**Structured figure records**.
═══

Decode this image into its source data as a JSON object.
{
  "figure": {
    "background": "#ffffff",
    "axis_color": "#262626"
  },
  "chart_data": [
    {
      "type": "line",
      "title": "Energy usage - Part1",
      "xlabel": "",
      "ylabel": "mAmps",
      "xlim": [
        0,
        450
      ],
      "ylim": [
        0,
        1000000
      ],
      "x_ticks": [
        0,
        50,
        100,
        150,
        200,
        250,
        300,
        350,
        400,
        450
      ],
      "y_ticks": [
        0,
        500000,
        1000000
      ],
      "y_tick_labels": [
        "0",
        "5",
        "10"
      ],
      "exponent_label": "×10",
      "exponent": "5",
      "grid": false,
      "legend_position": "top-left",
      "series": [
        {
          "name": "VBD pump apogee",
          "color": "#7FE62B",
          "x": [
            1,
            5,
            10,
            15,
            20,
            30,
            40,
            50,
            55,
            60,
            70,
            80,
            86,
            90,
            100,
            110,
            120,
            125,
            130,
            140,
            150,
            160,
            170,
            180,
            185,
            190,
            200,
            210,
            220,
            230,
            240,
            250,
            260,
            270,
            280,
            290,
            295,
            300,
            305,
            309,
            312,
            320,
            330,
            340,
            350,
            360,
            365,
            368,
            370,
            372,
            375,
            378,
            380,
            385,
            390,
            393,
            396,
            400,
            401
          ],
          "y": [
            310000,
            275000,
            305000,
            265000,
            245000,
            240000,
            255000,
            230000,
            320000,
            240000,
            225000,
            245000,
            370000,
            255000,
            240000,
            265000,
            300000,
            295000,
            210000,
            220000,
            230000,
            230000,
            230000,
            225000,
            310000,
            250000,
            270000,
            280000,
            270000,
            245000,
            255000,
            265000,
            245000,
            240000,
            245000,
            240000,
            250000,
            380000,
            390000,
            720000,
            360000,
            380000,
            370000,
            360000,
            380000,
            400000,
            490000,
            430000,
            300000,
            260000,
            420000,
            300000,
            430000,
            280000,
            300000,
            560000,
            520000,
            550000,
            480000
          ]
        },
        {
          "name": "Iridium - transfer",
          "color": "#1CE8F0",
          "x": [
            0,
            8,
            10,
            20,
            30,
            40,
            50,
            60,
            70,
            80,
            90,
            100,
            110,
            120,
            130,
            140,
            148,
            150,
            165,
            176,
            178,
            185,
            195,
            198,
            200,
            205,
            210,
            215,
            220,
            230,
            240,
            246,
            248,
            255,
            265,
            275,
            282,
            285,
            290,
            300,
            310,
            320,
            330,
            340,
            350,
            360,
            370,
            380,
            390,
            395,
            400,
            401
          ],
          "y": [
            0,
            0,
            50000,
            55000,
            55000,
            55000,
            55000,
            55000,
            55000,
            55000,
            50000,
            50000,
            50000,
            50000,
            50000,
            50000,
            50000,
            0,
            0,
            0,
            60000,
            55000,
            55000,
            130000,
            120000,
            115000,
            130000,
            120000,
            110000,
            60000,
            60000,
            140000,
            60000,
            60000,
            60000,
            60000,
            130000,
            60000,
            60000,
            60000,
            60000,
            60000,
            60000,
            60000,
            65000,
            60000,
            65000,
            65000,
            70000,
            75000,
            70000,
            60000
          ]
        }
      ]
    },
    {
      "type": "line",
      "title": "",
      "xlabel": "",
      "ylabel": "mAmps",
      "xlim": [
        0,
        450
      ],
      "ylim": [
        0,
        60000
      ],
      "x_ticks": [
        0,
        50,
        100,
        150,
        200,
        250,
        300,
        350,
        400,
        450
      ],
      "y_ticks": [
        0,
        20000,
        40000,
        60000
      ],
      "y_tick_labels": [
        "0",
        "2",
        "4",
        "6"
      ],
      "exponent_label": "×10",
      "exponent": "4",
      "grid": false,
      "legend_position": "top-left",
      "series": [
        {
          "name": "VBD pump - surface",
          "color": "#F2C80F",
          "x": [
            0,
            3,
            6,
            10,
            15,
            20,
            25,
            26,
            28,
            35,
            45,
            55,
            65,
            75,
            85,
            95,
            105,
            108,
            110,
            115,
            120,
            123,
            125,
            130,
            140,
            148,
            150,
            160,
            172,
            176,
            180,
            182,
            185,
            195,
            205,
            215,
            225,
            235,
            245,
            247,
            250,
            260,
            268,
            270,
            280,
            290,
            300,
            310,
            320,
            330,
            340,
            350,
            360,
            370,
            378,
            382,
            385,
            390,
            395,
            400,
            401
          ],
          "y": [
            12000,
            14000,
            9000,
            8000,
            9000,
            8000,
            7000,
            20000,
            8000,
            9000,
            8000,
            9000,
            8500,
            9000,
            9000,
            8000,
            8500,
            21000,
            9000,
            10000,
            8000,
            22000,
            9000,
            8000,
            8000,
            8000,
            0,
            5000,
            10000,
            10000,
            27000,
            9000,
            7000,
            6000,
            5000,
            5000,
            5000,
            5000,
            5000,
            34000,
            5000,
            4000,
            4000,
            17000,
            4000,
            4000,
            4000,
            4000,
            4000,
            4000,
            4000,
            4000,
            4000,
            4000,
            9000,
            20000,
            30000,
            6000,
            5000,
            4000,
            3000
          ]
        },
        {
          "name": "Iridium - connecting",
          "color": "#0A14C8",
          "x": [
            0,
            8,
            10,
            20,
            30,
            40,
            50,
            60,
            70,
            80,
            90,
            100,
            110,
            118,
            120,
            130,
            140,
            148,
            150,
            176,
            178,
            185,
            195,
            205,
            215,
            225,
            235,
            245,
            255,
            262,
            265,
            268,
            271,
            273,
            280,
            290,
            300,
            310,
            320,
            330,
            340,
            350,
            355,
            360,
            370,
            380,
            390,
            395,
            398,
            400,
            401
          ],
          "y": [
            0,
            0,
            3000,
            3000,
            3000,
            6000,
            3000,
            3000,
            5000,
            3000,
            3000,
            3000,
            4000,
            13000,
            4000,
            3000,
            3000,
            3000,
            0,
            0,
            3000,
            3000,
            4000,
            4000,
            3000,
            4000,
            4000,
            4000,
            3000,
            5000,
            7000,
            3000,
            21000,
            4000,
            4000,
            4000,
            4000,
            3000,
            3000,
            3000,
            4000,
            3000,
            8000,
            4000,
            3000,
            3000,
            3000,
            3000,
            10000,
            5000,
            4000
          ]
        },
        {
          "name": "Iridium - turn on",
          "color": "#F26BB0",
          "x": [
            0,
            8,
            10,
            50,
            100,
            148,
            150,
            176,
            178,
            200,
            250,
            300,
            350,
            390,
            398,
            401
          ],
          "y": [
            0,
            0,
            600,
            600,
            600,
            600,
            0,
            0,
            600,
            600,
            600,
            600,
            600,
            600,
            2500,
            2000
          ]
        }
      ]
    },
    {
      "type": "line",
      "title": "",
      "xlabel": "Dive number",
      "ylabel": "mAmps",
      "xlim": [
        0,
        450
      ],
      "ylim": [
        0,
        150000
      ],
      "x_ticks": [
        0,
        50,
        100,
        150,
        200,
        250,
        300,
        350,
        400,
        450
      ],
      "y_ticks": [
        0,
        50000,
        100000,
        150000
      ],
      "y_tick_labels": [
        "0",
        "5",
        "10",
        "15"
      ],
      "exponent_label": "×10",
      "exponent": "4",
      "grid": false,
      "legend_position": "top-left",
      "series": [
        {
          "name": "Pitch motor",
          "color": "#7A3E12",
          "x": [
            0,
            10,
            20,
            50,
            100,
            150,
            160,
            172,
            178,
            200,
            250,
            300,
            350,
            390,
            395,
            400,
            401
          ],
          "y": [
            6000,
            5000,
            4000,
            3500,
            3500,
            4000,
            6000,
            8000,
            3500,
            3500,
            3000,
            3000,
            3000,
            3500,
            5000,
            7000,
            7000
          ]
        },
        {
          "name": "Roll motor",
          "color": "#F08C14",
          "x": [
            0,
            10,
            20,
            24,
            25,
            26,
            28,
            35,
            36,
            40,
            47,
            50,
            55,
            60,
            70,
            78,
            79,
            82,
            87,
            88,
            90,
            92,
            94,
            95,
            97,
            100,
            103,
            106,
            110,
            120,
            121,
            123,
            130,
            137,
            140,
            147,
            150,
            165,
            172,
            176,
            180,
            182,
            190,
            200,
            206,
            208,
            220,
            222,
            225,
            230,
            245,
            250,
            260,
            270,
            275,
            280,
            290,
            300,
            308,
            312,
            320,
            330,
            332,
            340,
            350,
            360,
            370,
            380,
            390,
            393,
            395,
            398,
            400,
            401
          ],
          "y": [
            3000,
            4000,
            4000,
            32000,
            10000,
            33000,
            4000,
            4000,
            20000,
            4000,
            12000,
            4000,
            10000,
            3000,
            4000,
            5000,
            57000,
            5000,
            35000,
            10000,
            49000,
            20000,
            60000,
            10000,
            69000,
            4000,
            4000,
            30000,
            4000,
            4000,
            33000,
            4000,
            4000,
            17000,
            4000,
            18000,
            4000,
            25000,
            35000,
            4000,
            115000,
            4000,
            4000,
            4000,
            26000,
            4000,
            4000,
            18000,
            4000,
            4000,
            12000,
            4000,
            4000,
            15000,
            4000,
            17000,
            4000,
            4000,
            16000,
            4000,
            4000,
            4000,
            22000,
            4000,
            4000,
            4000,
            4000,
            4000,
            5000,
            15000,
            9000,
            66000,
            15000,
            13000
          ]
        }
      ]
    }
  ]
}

═══

**Problem details**. In the lines above, find each one with "Iridium" and list it.

**Response below**.
          "name": "Iridium - transfer",
          "name": "Iridium - connecting",
          "name": "Iridium - turn on",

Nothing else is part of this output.